Reproduce all of the data below line for line, without changing a character. Leave out the pictures.

▬▬▬

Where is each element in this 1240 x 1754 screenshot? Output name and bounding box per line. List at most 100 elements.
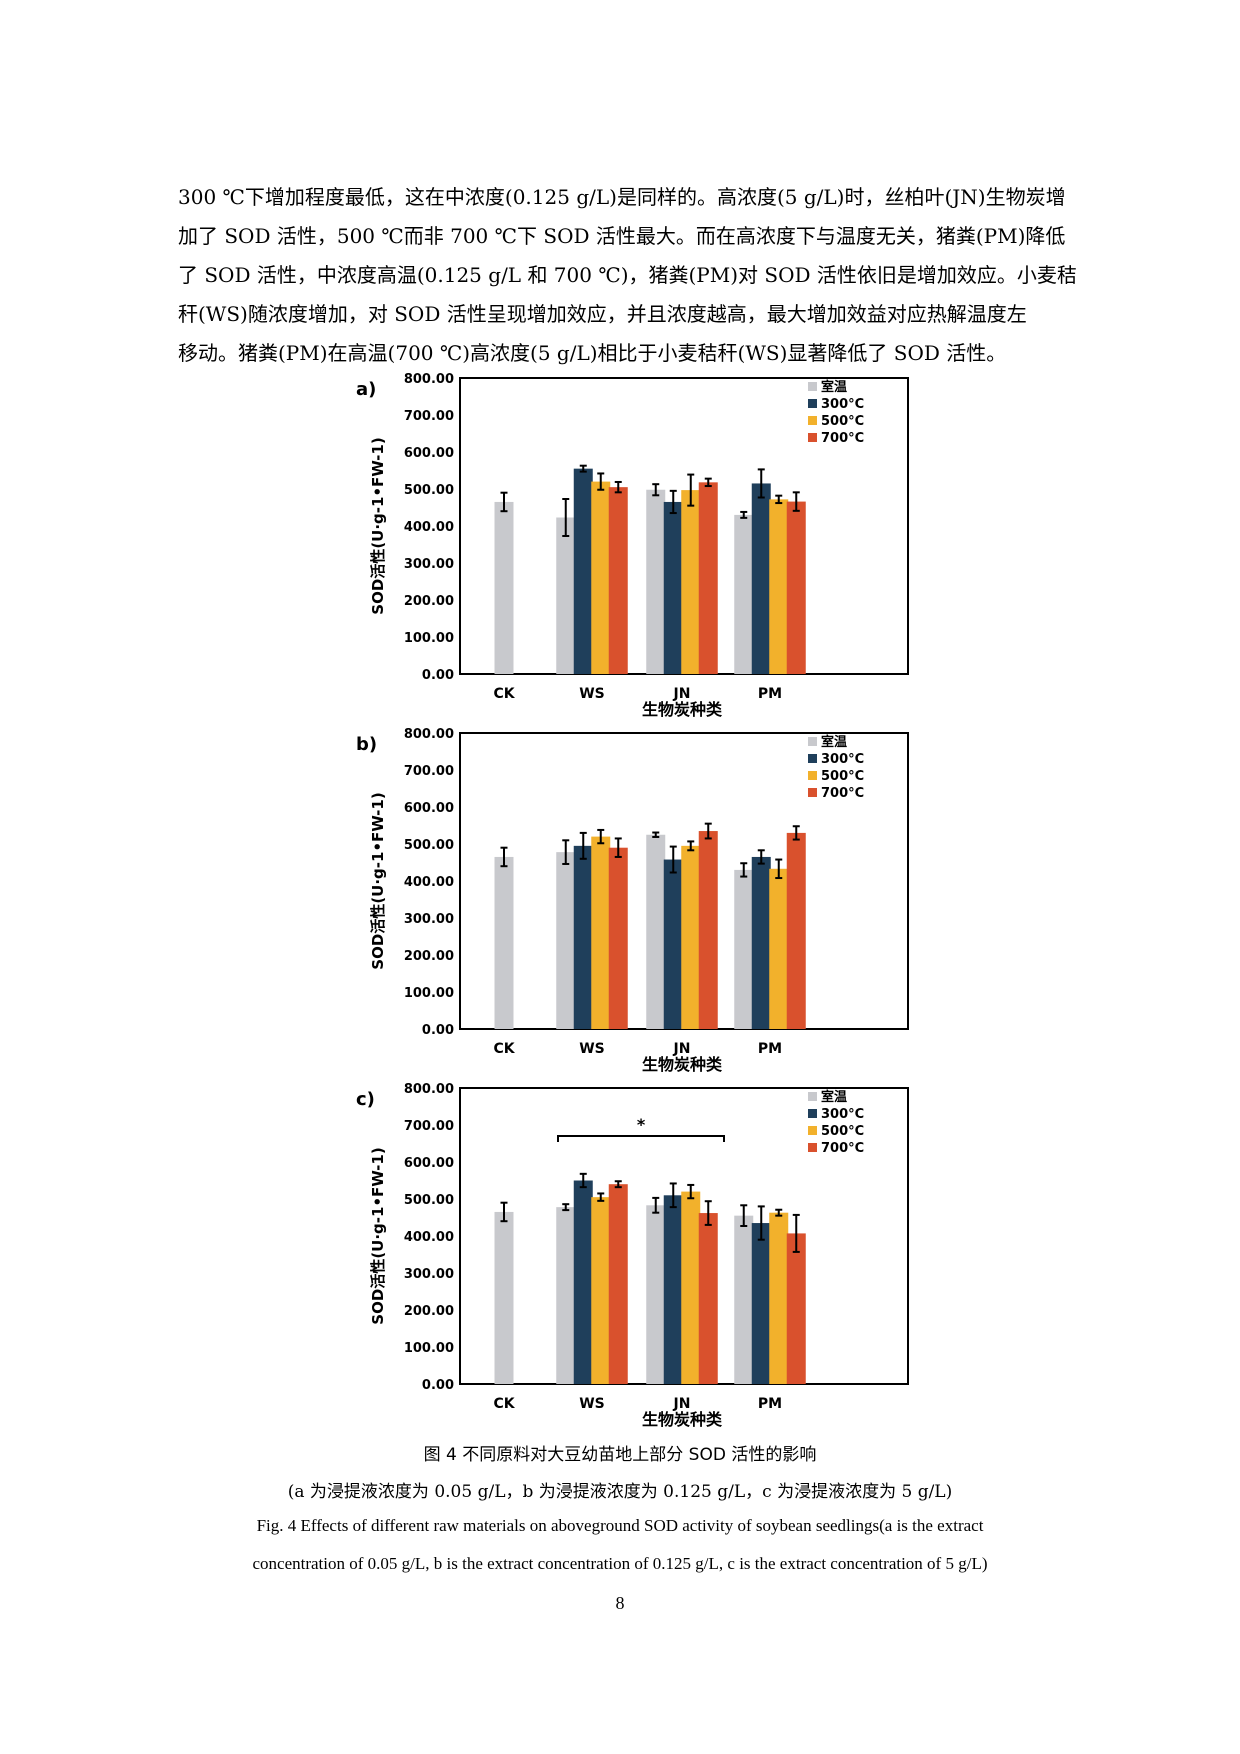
paragraph-line: 加了 SOD 活性，500 ℃而非 700 ℃下 SOD 活性最大。而在高浓度下… <box>178 224 1066 248</box>
legend-label: 室温 <box>821 1089 847 1105</box>
x-tick-label: WS <box>579 1041 605 1057</box>
y-tick-label: 800.00 <box>404 372 454 387</box>
bar-pm-s2 <box>769 868 789 1029</box>
y-tick-label: 500.00 <box>404 838 454 853</box>
significance-marker: * <box>637 1115 646 1134</box>
y-axis-label: SOD活性(U·g-1•FW-1) <box>369 1147 387 1324</box>
y-tick-label: 700.00 <box>404 409 454 424</box>
legend-swatch <box>808 433 817 442</box>
bar-ws-s1 <box>573 845 593 1029</box>
bar-ws-s0 <box>556 517 576 674</box>
legend-swatch <box>808 1109 817 1118</box>
bar-pm-s1 <box>751 856 771 1029</box>
legend-swatch <box>808 737 817 746</box>
legend-label: 700°C <box>821 1141 864 1156</box>
paragraph-line: 秆(WS)随浓度增加，对 SOD 活性呈现增加效应，并且浓度越高，最大增加效益对… <box>178 302 1027 326</box>
bar-ck-room <box>494 856 514 1029</box>
y-tick-label: 0.00 <box>422 1023 454 1038</box>
bar-ws-s2 <box>591 481 611 674</box>
legend-swatch <box>808 771 817 780</box>
bar-pm-s2 <box>769 499 789 674</box>
bar-ws-s3 <box>608 1184 628 1384</box>
y-tick-label: 700.00 <box>404 764 454 779</box>
y-tick-label: 500.00 <box>404 1193 454 1208</box>
x-tick-label: CK <box>493 1396 515 1412</box>
y-axis-label: SOD活性(U·g-1•FW-1) <box>369 792 387 969</box>
legend-swatch <box>808 1143 817 1152</box>
chart-a-svg: 0.00 100.00 200.00 300.00 400.00 500.00 600.00… <box>356 372 909 719</box>
legend-swatch <box>808 416 817 425</box>
paragraph-line: 300 ℃下增加程度最低，这在中浓度(0.125 g/L)是同样的。高浓度(5 … <box>178 185 1066 209</box>
legend-label: 室温 <box>821 379 847 395</box>
y-tick-label: 100.00 <box>404 986 454 1001</box>
page-number: 8 <box>615 1593 625 1613</box>
figure-caption-zh-sub: (a 为浸提液浓度为 0.05 g/L，b 为浸提液浓度为 0.125 g/L，… <box>287 1482 953 1502</box>
x-tick-label: WS <box>579 686 605 702</box>
body-paragraph: 300 ℃下增加程度最低，这在中浓度(0.125 g/L)是同样的。高浓度(5 … <box>178 178 1090 373</box>
bar-jn-s3 <box>698 831 718 1029</box>
x-tick-label: JN <box>673 686 691 702</box>
panel-label: b) <box>356 734 377 755</box>
chart-panel-a: 0.00 100.00 200.00 300.00 400.00 500.00 600.00… <box>356 370 920 725</box>
figure-caption-en: Fig. 4 Effects of different raw material… <box>0 1507 1240 1583</box>
bar-ws-s2 <box>591 1197 611 1384</box>
legend-swatch <box>808 382 817 391</box>
bar-ws-s1 <box>573 468 593 674</box>
bar-pm-s3 <box>786 832 806 1029</box>
chart-panel-b: 0.00 100.00 200.00 300.00 400.00 500.00 600.00… <box>356 725 920 1080</box>
bar-ws-s0 <box>556 852 576 1029</box>
y-tick-label: 300.00 <box>404 912 454 927</box>
legend-label: 室温 <box>821 734 847 750</box>
bar-jn-s2 <box>681 490 701 674</box>
bar-jn-s1 <box>663 501 683 674</box>
bar-jn-s3 <box>698 1213 718 1384</box>
bar-pm-s1 <box>751 1223 771 1384</box>
x-tick-label: CK <box>493 686 515 702</box>
bar-jn-s0 <box>646 834 666 1029</box>
y-tick-label: 400.00 <box>404 520 454 535</box>
y-tick-label: 300.00 <box>404 1267 454 1282</box>
legend-swatch <box>808 754 817 763</box>
paragraph-line: 了 SOD 活性，中浓度高温(0.125 g/L 和 700 ℃)，猪粪(PM)… <box>178 263 1077 287</box>
bar-jn-s2 <box>681 1191 701 1384</box>
legend-swatch <box>808 1092 817 1101</box>
y-tick-label: 800.00 <box>404 727 454 742</box>
bar-ck-room <box>494 501 514 674</box>
bar-pm-s3 <box>786 1233 806 1384</box>
x-axis-label: 生物炭种类 <box>642 700 723 719</box>
y-tick-label: 100.00 <box>404 631 454 646</box>
y-tick-label: 600.00 <box>404 801 454 816</box>
bar-jn-s1 <box>663 1195 683 1384</box>
y-axis-label: SOD活性(U·g-1•FW-1) <box>369 437 387 614</box>
y-tick-label: 100.00 <box>404 1341 454 1356</box>
legend-swatch <box>808 788 817 797</box>
legend-label: 300°C <box>821 1107 864 1122</box>
y-tick-label: 400.00 <box>404 875 454 890</box>
legend-label: 500°C <box>821 414 864 429</box>
x-tick-label: PM <box>758 686 782 702</box>
bar-ws-s3 <box>608 487 628 674</box>
bar-pm-s0 <box>734 869 754 1029</box>
legend-label: 500°C <box>821 769 864 784</box>
panel-label: a) <box>356 379 376 400</box>
y-tick-label: 300.00 <box>404 557 454 572</box>
bar-pm-s2 <box>769 1212 789 1384</box>
bar-pm-s1 <box>751 483 771 674</box>
x-axis-label: 生物炭种类 <box>642 1410 723 1429</box>
bar-pm-s3 <box>786 501 806 674</box>
bar-pm-s0 <box>734 514 754 674</box>
legend-label: 300°C <box>821 752 864 767</box>
y-tick-label: 200.00 <box>404 1304 454 1319</box>
caption-en-line: concentration of 0.05 g/L, b is the extr… <box>252 1554 988 1573</box>
bar-jn-s2 <box>681 845 701 1029</box>
bar-jn-s0 <box>646 1205 666 1384</box>
legend-swatch <box>808 1126 817 1135</box>
y-tick-label: 200.00 <box>404 594 454 609</box>
caption-en-line: Fig. 4 Effects of different raw material… <box>256 1516 984 1535</box>
y-tick-label: 500.00 <box>404 483 454 498</box>
legend-label: 500°C <box>821 1124 864 1139</box>
chart-panel-c: 0.00 100.00 200.00 300.00 400.00 500.00 600.00… <box>356 1080 920 1435</box>
x-tick-label: JN <box>673 1396 691 1412</box>
legend-label: 300°C <box>821 397 864 412</box>
x-tick-label: CK <box>493 1041 515 1057</box>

▬▬▬

#### Expected answer
Where is each element in this 1240 x 1754 screenshot? Output name and bounding box per line. List at most 100 elements.
paragraph-line: 加了 SOD 活性，500 ℃而非 700 ℃下 SOD 活性最大。而在高浓度下… <box>178 224 1066 248</box>
legend-label: 室温 <box>821 1089 847 1105</box>
x-tick-label: WS <box>579 1041 605 1057</box>
y-tick-label: 800.00 <box>404 372 454 387</box>
bar-pm-s2 <box>769 868 789 1029</box>
y-tick-label: 500.00 <box>404 838 454 853</box>
significance-marker: * <box>637 1115 646 1134</box>
y-axis-label: SOD活性(U·g-1•FW-1) <box>369 1147 387 1324</box>
y-tick-label: 700.00 <box>404 409 454 424</box>
legend-swatch <box>808 433 817 442</box>
bar-ws-s1 <box>573 845 593 1029</box>
bar-ws-s0 <box>556 517 576 674</box>
legend-swatch <box>808 1109 817 1118</box>
bar-pm-s1 <box>751 856 771 1029</box>
legend-swatch <box>808 737 817 746</box>
legend-label: 700°C <box>821 1141 864 1156</box>
paragraph-line: 秆(WS)随浓度增加，对 SOD 活性呈现增加效应，并且浓度越高，最大增加效益对… <box>178 302 1027 326</box>
bar-ck-room <box>494 856 514 1029</box>
y-tick-label: 0.00 <box>422 1023 454 1038</box>
bar-ws-s2 <box>591 481 611 674</box>
legend-swatch <box>808 771 817 780</box>
bar-pm-s2 <box>769 499 789 674</box>
bar-ws-s3 <box>608 1184 628 1384</box>
y-tick-label: 700.00 <box>404 764 454 779</box>
y-tick-label: 500.00 <box>404 1193 454 1208</box>
x-tick-label: CK <box>493 1396 515 1412</box>
y-axis-label: SOD活性(U·g-1•FW-1) <box>369 792 387 969</box>
legend-swatch <box>808 1143 817 1152</box>
chart-a-svg: 0.00 100.00 200.00 300.00 400.00 500.00 600.00… <box>356 372 909 719</box>
legend-swatch <box>808 416 817 425</box>
paragraph-line: 300 ℃下增加程度最低，这在中浓度(0.125 g/L)是同样的。高浓度(5 … <box>178 185 1066 209</box>
legend-label: 室温 <box>821 379 847 395</box>
y-tick-label: 100.00 <box>404 986 454 1001</box>
page-number: 8 <box>615 1593 625 1613</box>
figure-caption-zh-sub: (a 为浸提液浓度为 0.05 g/L，b 为浸提液浓度为 0.125 g/L，… <box>287 1482 953 1502</box>
x-tick-label: WS <box>579 686 605 702</box>
body-paragraph: 300 ℃下增加程度最低，这在中浓度(0.125 g/L)是同样的。高浓度(5 … <box>178 178 1090 373</box>
bar-jn-s3 <box>698 831 718 1029</box>
x-tick-label: JN <box>673 686 691 702</box>
panel-label: b) <box>356 734 377 755</box>
chart-panel-a: 0.00 100.00 200.00 300.00 400.00 500.00 600.00… <box>356 370 920 725</box>
figure-caption-en: Fig. 4 Effects of different raw material… <box>0 1507 1240 1583</box>
bar-ws-s2 <box>591 1197 611 1384</box>
legend-swatch <box>808 382 817 391</box>
bar-ws-s1 <box>573 468 593 674</box>
bar-pm-s3 <box>786 832 806 1029</box>
chart-panel-b: 0.00 100.00 200.00 300.00 400.00 500.00 600.00… <box>356 725 920 1080</box>
bar-ws-s0 <box>556 852 576 1029</box>
y-tick-label: 300.00 <box>404 912 454 927</box>
legend-label: 室温 <box>821 734 847 750</box>
bar-jn-s2 <box>681 490 701 674</box>
bar-jn-s1 <box>663 501 683 674</box>
bar-jn-s3 <box>698 1213 718 1384</box>
bar-pm-s1 <box>751 1223 771 1384</box>
x-tick-label: CK <box>493 686 515 702</box>
bar-jn-s0 <box>646 834 666 1029</box>
y-tick-label: 400.00 <box>404 520 454 535</box>
y-tick-label: 300.00 <box>404 1267 454 1282</box>
legend-swatch <box>808 754 817 763</box>
paragraph-line: 了 SOD 活性，中浓度高温(0.125 g/L 和 700 ℃)，猪粪(PM)… <box>178 263 1077 287</box>
bar-jn-s2 <box>681 1191 701 1384</box>
legend-swatch <box>808 1092 817 1101</box>
y-tick-label: 800.00 <box>404 727 454 742</box>
bar-ck-room <box>494 501 514 674</box>
bar-pm-s3 <box>786 1233 806 1384</box>
x-axis-label: 生物炭种类 <box>642 700 723 719</box>
y-tick-label: 100.00 <box>404 631 454 646</box>
y-tick-label: 600.00 <box>404 801 454 816</box>
bar-jn-s1 <box>663 1195 683 1384</box>
y-axis-label: SOD活性(U·g-1•FW-1) <box>369 437 387 614</box>
y-tick-label: 100.00 <box>404 1341 454 1356</box>
legend-swatch <box>808 788 817 797</box>
legend-label: 300°C <box>821 1107 864 1122</box>
y-tick-label: 400.00 <box>404 875 454 890</box>
legend-label: 500°C <box>821 414 864 429</box>
x-tick-label: PM <box>758 686 782 702</box>
bar-ws-s3 <box>608 487 628 674</box>
bar-pm-s0 <box>734 869 754 1029</box>
legend-label: 500°C <box>821 769 864 784</box>
panel-label: a) <box>356 379 376 400</box>
y-tick-label: 300.00 <box>404 557 454 572</box>
bar-pm-s2 <box>769 1212 789 1384</box>
bar-pm-s1 <box>751 483 771 674</box>
x-axis-label: 生物炭种类 <box>642 1410 723 1429</box>
bar-pm-s3 <box>786 501 806 674</box>
bar-pm-s0 <box>734 514 754 674</box>
legend-label: 300°C <box>821 752 864 767</box>
y-tick-label: 200.00 <box>404 1304 454 1319</box>
caption-en-line: concentration of 0.05 g/L, b is the extr… <box>252 1554 988 1573</box>
bar-jn-s2 <box>681 845 701 1029</box>
bar-jn-s0 <box>646 1205 666 1384</box>
legend-swatch <box>808 1126 817 1135</box>
y-tick-label: 200.00 <box>404 594 454 609</box>
caption-en-line: Fig. 4 Effects of different raw material… <box>256 1516 984 1535</box>
y-tick-label: 500.00 <box>404 483 454 498</box>
legend-label: 500°C <box>821 1124 864 1139</box>
chart-panel-c: 0.00 100.00 200.00 300.00 400.00 500.00 600.00… <box>356 1080 920 1435</box>
x-tick-label: JN <box>673 1396 691 1412</box>
legend-label: 300°C <box>821 397 864 412</box>
x-tick-label: CK <box>493 1041 515 1057</box>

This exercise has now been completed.